_PROBLEM DETAILS_:
Scan the entries below for "states" and copy each line that holds it.

BEGIN INFORMATION GIVEN

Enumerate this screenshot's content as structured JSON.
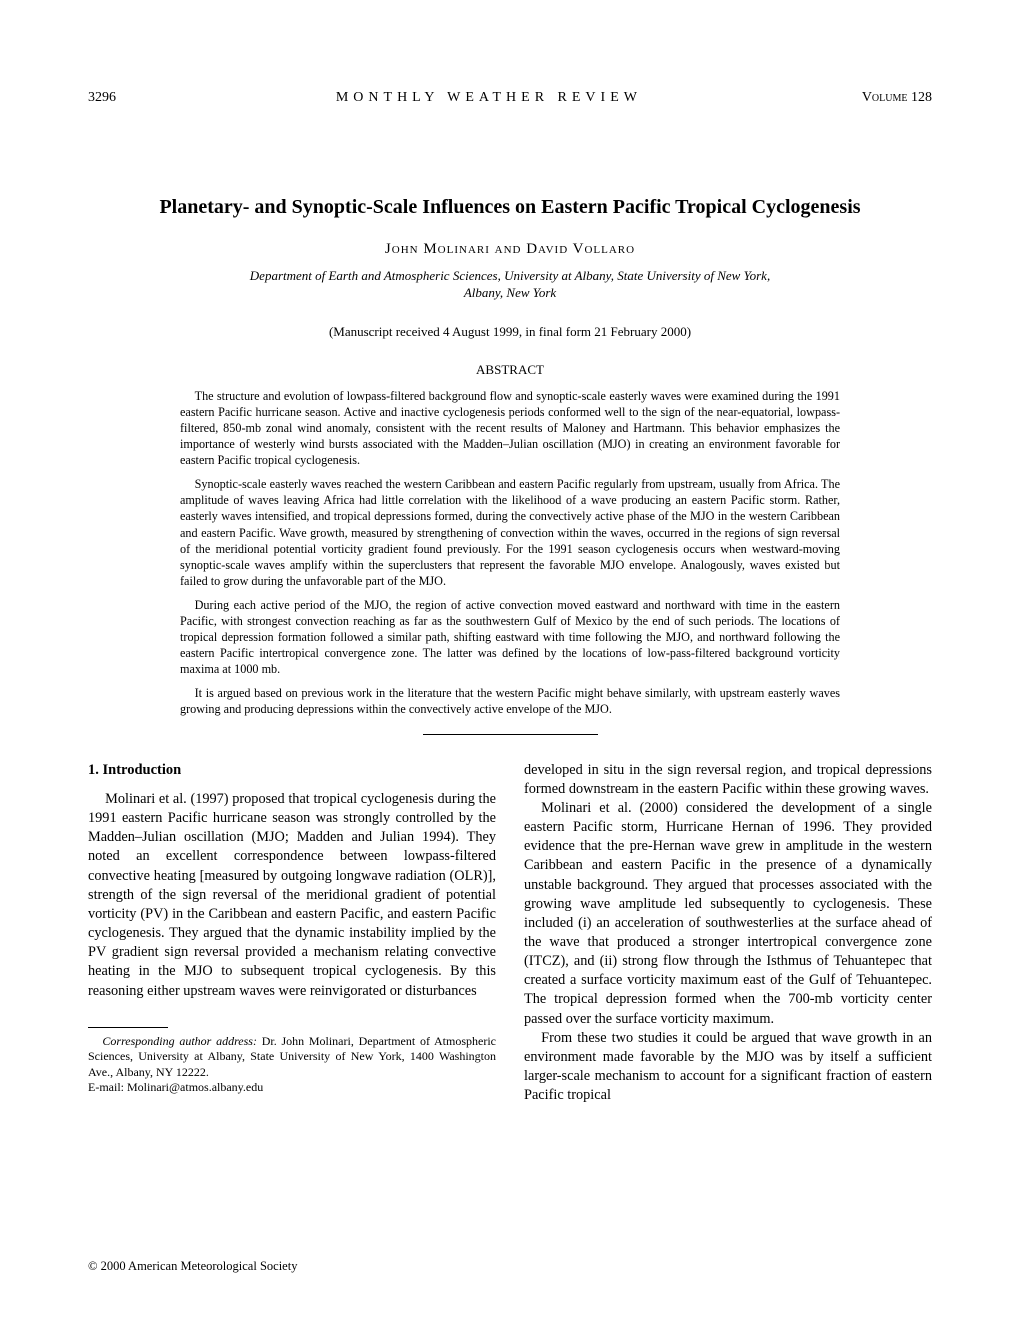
{
  "header": {
    "page_number": "3296",
    "journal": "MONTHLY WEATHER REVIEW",
    "volume_label": "Volume",
    "volume_number": "128"
  },
  "paper": {
    "title": "Planetary- and Synoptic-Scale Influences on Eastern Pacific Tropical Cyclogenesis",
    "authors": "John Molinari and David Vollaro",
    "affiliation_line1": "Department of Earth and Atmospheric Sciences, University at Albany, State University of New York,",
    "affiliation_line2": "Albany, New York",
    "manuscript_info": "(Manuscript received 4 August 1999, in final form 21 February 2000)",
    "abstract_heading": "ABSTRACT",
    "abstract_paragraphs": [
      "The structure and evolution of lowpass-filtered background flow and synoptic-scale easterly waves were examined during the 1991 eastern Pacific hurricane season. Active and inactive cyclogenesis periods conformed well to the sign of the near-equatorial, lowpass-filtered, 850-mb zonal wind anomaly, consistent with the recent results of Maloney and Hartmann. This behavior emphasizes the importance of westerly wind bursts associated with the Madden–Julian oscillation (MJO) in creating an environment favorable for eastern Pacific tropical cyclogenesis.",
      "Synoptic-scale easterly waves reached the western Caribbean and eastern Pacific regularly from upstream, usually from Africa. The amplitude of waves leaving Africa had little correlation with the likelihood of a wave producing an eastern Pacific storm. Rather, easterly waves intensified, and tropical depressions formed, during the convectively active phase of the MJO in the western Caribbean and eastern Pacific. Wave growth, measured by strengthening of convection within the waves, occurred in the regions of sign reversal of the meridional potential vorticity gradient found previously. For the 1991 season cyclogenesis occurs when westward-moving synoptic-scale waves amplify within the superclusters that represent the favorable MJO envelope. Analogously, waves existed but failed to grow during the unfavorable part of the MJO.",
      "During each active period of the MJO, the region of active convection moved eastward and northward with time in the eastern Pacific, with strongest convection reaching as far as the southwestern Gulf of Mexico by the end of such periods. The locations of tropical depression formation followed a similar path, shifting eastward with time following the MJO, and northward following the eastern Pacific intertropical convergence zone. The latter was defined by the locations of low-pass-filtered background vorticity maxima at 1000 mb.",
      "It is argued based on previous work in the literature that the western Pacific might behave similarly, with upstream easterly waves growing and producing depressions within the convectively active envelope of the MJO."
    ]
  },
  "body": {
    "section_heading": "1. Introduction",
    "left_paragraphs": [
      "Molinari et al. (1997) proposed that tropical cyclogenesis during the 1991 eastern Pacific hurricane season was strongly controlled by the Madden–Julian oscillation (MJO; Madden and Julian 1994). They noted an excellent correspondence between lowpass-filtered convective heating [measured by outgoing longwave radiation (OLR)], strength of the sign reversal of the meridional gradient of potential vorticity (PV) in the Caribbean and eastern Pacific, and eastern Pacific cyclogenesis. They argued that the dynamic instability implied by the PV gradient sign reversal provided a mechanism relating convective heating in the MJO to subsequent tropical cyclogenesis. By this reasoning either upstream waves were reinvigorated or disturbances"
    ],
    "right_paragraphs": [
      "developed in situ in the sign reversal region, and tropical depressions formed downstream in the eastern Pacific within these growing waves.",
      "Molinari et al. (2000) considered the development of a single eastern Pacific storm, Hurricane Hernan of 1996. They provided evidence that the pre-Hernan wave grew in amplitude in the western Caribbean and eastern Pacific in the presence of a dynamically unstable background. They argued that processes associated with the growing wave amplitude led subsequently to cyclogenesis. These included (i) an acceleration of southwesterlies at the surface ahead of the wave that produced a stronger intertropical convergence zone (ITCZ), and (ii) strong flow through the Isthmus of Tehuantepec that created a surface vorticity maximum east of the Gulf of Tehuantepec. The tropical depression formed when the 700-mb vorticity center passed over the surface vorticity maximum.",
      "From these two studies it could be argued that wave growth in an environment made favorable by the MJO was by itself a sufficient larger-scale mechanism to account for a significant fraction of eastern Pacific tropical"
    ]
  },
  "footnote": {
    "label": "Corresponding author address:",
    "text": " Dr. John Molinari, Department of Atmospheric Sciences, University at Albany, State University of New York, 1400 Washington Ave., Albany, NY 12222.",
    "email": "E-mail: Molinari@atmos.albany.edu"
  },
  "copyright": "© 2000 American Meteorological Society"
}
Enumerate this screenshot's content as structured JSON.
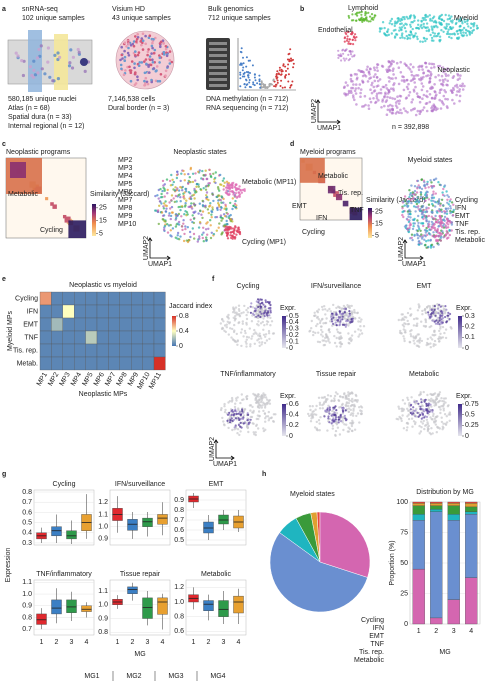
{
  "panel_labels": [
    "a",
    "b",
    "c",
    "d",
    "e",
    "f",
    "g",
    "h"
  ],
  "a": {
    "snrna": {
      "title": "snRNA-seq",
      "subtitle": "102 unique samples",
      "details": [
        "580,185 unique nuclei",
        "Atlas (n = 68)",
        "Spatial dura (n = 33)",
        "Internal regional (n = 12)"
      ]
    },
    "visium": {
      "title": "Visium HD",
      "subtitle": "43 unique samples",
      "details": [
        "7,146,538 cells",
        "Dural border (n = 3)"
      ]
    },
    "bulk": {
      "title": "Bulk genomics",
      "subtitle": "712 unique samples",
      "details": [
        "DNA methylation (n = 712)",
        "RNA sequencing (n = 712)"
      ]
    }
  },
  "b": {
    "labels": [
      {
        "text": "Lymphoid",
        "color": "#5cb82e"
      },
      {
        "text": "Myeloid",
        "color": "#2ec4c4"
      },
      {
        "text": "Endothelial",
        "color": "#e0405a"
      },
      {
        "text": "Neoplastic",
        "color": "#b070c8"
      }
    ],
    "x_label": "UMAP1",
    "y_label": "UMAP2",
    "n_label": "n = 392,898"
  },
  "c": {
    "heatmap_title": "Neoplastic programs",
    "heatmap_labels": [
      "Metabolic",
      "Cycling"
    ],
    "colorbar_title": "Similarity (Jaccard)",
    "colorbar_lim": [
      3,
      28
    ],
    "colorbar_ticks": [
      25,
      15,
      5
    ],
    "umap_title": "Neoplastic states",
    "legend": [
      {
        "name": "MP2",
        "color": "#e89a30"
      },
      {
        "name": "MP3",
        "color": "#c8b020"
      },
      {
        "name": "MP4",
        "color": "#6aa83a"
      },
      {
        "name": "MP5",
        "color": "#30b060"
      },
      {
        "name": "MP6",
        "color": "#2aa8a0"
      },
      {
        "name": "MP7",
        "color": "#3a88c8"
      },
      {
        "name": "MP8",
        "color": "#6a6ad0"
      },
      {
        "name": "MP9",
        "color": "#a060c0"
      },
      {
        "name": "MP10",
        "color": "#d060a0"
      }
    ],
    "umap_labels": [
      {
        "text": "Metabolic (MP11)",
        "color": "#e070b8"
      },
      {
        "text": "Cycling (MP1)",
        "color": "#e04060"
      }
    ],
    "x_label": "UMAP1",
    "y_label": "UMAP2"
  },
  "d": {
    "heatmap_title": "Myeloid programs",
    "heatmap_labels": [
      "Metabolic",
      "Tis. rep.",
      "TNF",
      "EMT",
      "IFN",
      "Cycling"
    ],
    "colorbar_title": "Similarity (Jaccard)",
    "colorbar_lim": [
      3,
      28
    ],
    "colorbar_ticks": [
      25,
      15,
      5
    ],
    "umap_title": "Myeloid states",
    "legend": [
      {
        "name": "Cycling",
        "color": "#e8453c"
      },
      {
        "name": "IFN",
        "color": "#e0a030"
      },
      {
        "name": "EMT",
        "color": "#3a9a3a"
      },
      {
        "name": "TNF",
        "color": "#1fb5c0"
      },
      {
        "name": "Tis. rep.",
        "color": "#6a8fd0"
      },
      {
        "name": "Metabolic",
        "color": "#d466b0"
      }
    ],
    "x_label": "UMAP1",
    "y_label": "UMAP2"
  },
  "f": {
    "expr_label": "Expr.",
    "x_label": "UMAP1",
    "y_label": "UMAP2",
    "maps": [
      {
        "title": "Cycling",
        "colorbar_lim": [
          0,
          0.5
        ],
        "colorbar_ticks": [
          0.5,
          0.4,
          0.3,
          0.2,
          0.1,
          0
        ]
      },
      {
        "title": "IFN/surveillance"
      },
      {
        "title": "EMT",
        "colorbar_lim": [
          0,
          0.3
        ],
        "colorbar_ticks": [
          0.3,
          0.2,
          0.1,
          0
        ]
      },
      {
        "title": "TNF/inflammatory",
        "colorbar_lim": [
          0,
          0.6
        ],
        "colorbar_ticks": [
          0.6,
          0.4,
          0.2,
          0
        ]
      },
      {
        "title": "Tissue repair"
      },
      {
        "title": "Metabolic",
        "colorbar_lim": [
          0,
          0.75
        ],
        "colorbar_ticks": [
          0.75,
          0.5,
          0.25,
          0
        ]
      }
    ]
  },
  "g": {
    "y_label": "Expression",
    "x_label": "MG"
  },
  "mg_legend": [
    {
      "name": "MG1",
      "color": "#e0282e"
    },
    {
      "name": "MG2",
      "color": "#3b7fc4"
    },
    {
      "name": "MG3",
      "color": "#2e9a4a"
    },
    {
      "name": "MG4",
      "color": "#e8a030"
    }
  ],
  "chart_data": [
    {
      "type": "heatmap",
      "title": "Neoplastic vs myeloid",
      "x_label": "Neoplastic MPs",
      "y_label": "Myeloid MPs",
      "x_categories": [
        "MP1",
        "MP2",
        "MP3",
        "MP4",
        "MP5",
        "MP6",
        "MP7",
        "MP8",
        "MP9",
        "MP10",
        "MP11"
      ],
      "y_categories": [
        "Cycling",
        "IFN",
        "EMT",
        "TNF",
        "Tis. rep.",
        "Metab."
      ],
      "values": [
        [
          0.6,
          0.05,
          0.05,
          0.05,
          0.05,
          0.05,
          0.05,
          0.05,
          0.05,
          0.05,
          0.05
        ],
        [
          0.05,
          0.05,
          0.4,
          0.05,
          0.05,
          0.05,
          0.05,
          0.05,
          0.05,
          0.05,
          0.05
        ],
        [
          0.05,
          0.2,
          0.05,
          0.05,
          0.05,
          0.05,
          0.05,
          0.05,
          0.05,
          0.05,
          0.05
        ],
        [
          0.05,
          0.05,
          0.05,
          0.05,
          0.25,
          0.05,
          0.05,
          0.05,
          0.05,
          0.05,
          0.05
        ],
        [
          0.05,
          0.05,
          0.05,
          0.05,
          0.05,
          0.05,
          0.05,
          0.05,
          0.05,
          0.05,
          0.05
        ],
        [
          0.05,
          0.05,
          0.05,
          0.05,
          0.05,
          0.05,
          0.05,
          0.05,
          0.05,
          0.05,
          0.8
        ]
      ],
      "colorbar_title": "Jaccard index",
      "colorbar_lim": [
        0,
        0.8
      ],
      "colorbar_ticks": [
        0.8,
        0.4,
        0
      ]
    },
    {
      "type": "box",
      "title": "Cycling",
      "ylim": [
        0.28,
        0.82
      ],
      "yticks": [
        0.3,
        0.4,
        0.5,
        0.6,
        0.7,
        0.8
      ],
      "boxes": [
        {
          "low": 0.3,
          "q1": 0.34,
          "median": 0.37,
          "q3": 0.4,
          "high": 0.45
        },
        {
          "low": 0.3,
          "q1": 0.37,
          "median": 0.42,
          "q3": 0.46,
          "high": 0.58
        },
        {
          "low": 0.29,
          "q1": 0.34,
          "median": 0.37,
          "q3": 0.42,
          "high": 0.52
        },
        {
          "low": 0.34,
          "q1": 0.42,
          "median": 0.5,
          "q3": 0.58,
          "high": 0.78
        }
      ]
    },
    {
      "type": "box",
      "title": "IFN/surveillance",
      "ylim": [
        0.85,
        1.3
      ],
      "yticks": [
        0.9,
        {
          "value": 1,
          "label": "1.0"
        },
        1.1,
        1.2
      ],
      "boxes": [
        {
          "low": 0.95,
          "q1": 1.05,
          "median": 1.1,
          "q3": 1.15,
          "high": 1.25
        },
        {
          "low": 0.9,
          "q1": 0.97,
          "median": 1.02,
          "q3": 1.06,
          "high": 1.12
        },
        {
          "low": 0.92,
          "q1": 1.0,
          "median": 1.04,
          "q3": 1.07,
          "high": 1.12
        },
        {
          "low": 0.93,
          "q1": 1.02,
          "median": 1.07,
          "q3": 1.1,
          "high": 1.2
        }
      ]
    },
    {
      "type": "box",
      "title": "EMT",
      "ylim": [
        0.45,
        1.0
      ],
      "yticks": [
        0.5,
        0.6,
        0.7,
        0.8,
        0.9
      ],
      "boxes": [
        {
          "low": 0.82,
          "q1": 0.88,
          "median": 0.91,
          "q3": 0.94,
          "high": 0.97
        },
        {
          "low": 0.5,
          "q1": 0.57,
          "median": 0.62,
          "q3": 0.68,
          "high": 0.75
        },
        {
          "low": 0.6,
          "q1": 0.66,
          "median": 0.7,
          "q3": 0.75,
          "high": 0.8
        },
        {
          "low": 0.58,
          "q1": 0.62,
          "median": 0.68,
          "q3": 0.74,
          "high": 0.8
        }
      ]
    },
    {
      "type": "box",
      "title": "TNF/inflammatory",
      "categories": [
        "1",
        "2",
        "3",
        "4"
      ],
      "ylim": [
        0.65,
        1.12
      ],
      "yticks": [
        0.7,
        0.8,
        0.9,
        {
          "value": 1,
          "label": "1.0"
        },
        1.1
      ],
      "boxes": [
        {
          "low": 0.7,
          "q1": 0.74,
          "median": 0.78,
          "q3": 0.83,
          "high": 0.88
        },
        {
          "low": 0.75,
          "q1": 0.83,
          "median": 0.88,
          "q3": 0.95,
          "high": 1.05
        },
        {
          "low": 0.77,
          "q1": 0.84,
          "median": 0.89,
          "q3": 0.95,
          "high": 1.02
        },
        {
          "low": 0.8,
          "q1": 0.85,
          "median": 0.87,
          "q3": 0.9,
          "high": 0.93
        }
      ]
    },
    {
      "type": "box",
      "title": "Tissue repair",
      "categories": [
        "1",
        "2",
        "3",
        "4"
      ],
      "ylim": [
        0.78,
        1.18
      ],
      "yticks": [
        0.8,
        0.9,
        {
          "value": 1,
          "label": "1.0"
        },
        1.1
      ],
      "boxes": [
        {
          "low": 0.97,
          "q1": 1.0,
          "median": 1.02,
          "q3": 1.04,
          "high": 1.07
        },
        {
          "low": 1.03,
          "q1": 1.08,
          "median": 1.11,
          "q3": 1.13,
          "high": 1.16
        },
        {
          "low": 0.85,
          "q1": 0.9,
          "median": 0.98,
          "q3": 1.05,
          "high": 1.1
        },
        {
          "low": 0.82,
          "q1": 0.93,
          "median": 1.02,
          "q3": 1.05,
          "high": 1.08
        }
      ]
    },
    {
      "type": "box",
      "title": "Metabolic",
      "categories": [
        "1",
        "2",
        "3",
        "4"
      ],
      "ylim": [
        0.55,
        1.3
      ],
      "yticks": [
        0.6,
        0.8,
        {
          "value": 1,
          "label": "1.0"
        },
        1.2
      ],
      "boxes": [
        {
          "low": 0.9,
          "q1": 1.0,
          "median": 1.05,
          "q3": 1.1,
          "high": 1.2
        },
        {
          "low": 0.75,
          "q1": 0.88,
          "median": 0.97,
          "q3": 1.02,
          "high": 1.1
        },
        {
          "low": 0.7,
          "q1": 0.8,
          "median": 0.9,
          "q3": 1.02,
          "high": 1.15
        },
        {
          "low": 0.7,
          "q1": 0.85,
          "median": 1.0,
          "q3": 1.08,
          "high": 1.18
        }
      ]
    },
    {
      "type": "pie",
      "title": "Myeloid states",
      "categories": [
        "Cycling",
        "IFN",
        "EMT",
        "TNF",
        "Tis. rep.",
        "Metabolic"
      ],
      "values": [
        1,
        2,
        5,
        7,
        55,
        30
      ],
      "colors": [
        "#e8453c",
        "#e0a030",
        "#3a9a3a",
        "#1fb5c0",
        "#6a8fd0",
        "#d466b0"
      ]
    },
    {
      "type": "stacked_bar",
      "title": "Distribution by MG",
      "x_label": "MG",
      "y_label": "Proportion (%)",
      "categories": [
        "1",
        "2",
        "3",
        "4"
      ],
      "ylim": [
        0,
        100
      ],
      "yticks": [
        0,
        25,
        50,
        75,
        100
      ],
      "series": [
        {
          "color": "#d466b0",
          "values": [
            45,
            5,
            20,
            38
          ]
        },
        {
          "color": "#6a8fd0",
          "values": [
            40,
            87,
            65,
            52
          ]
        },
        {
          "color": "#1fb5c0",
          "values": [
            5,
            2,
            5,
            2
          ]
        },
        {
          "color": "#3a9a3a",
          "values": [
            7,
            3,
            7,
            4
          ]
        },
        {
          "color": "#e0a030",
          "values": [
            2,
            2,
            2,
            3
          ]
        },
        {
          "color": "#e8453c",
          "values": [
            1,
            1,
            1,
            1
          ]
        }
      ]
    }
  ]
}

END INFORMATION GIVEN

_RESULT OF THE TASK_:
    "umap_title": "Neoplastic states",
    "umap_title": "Myeloid states",
      "title": "Myeloid states",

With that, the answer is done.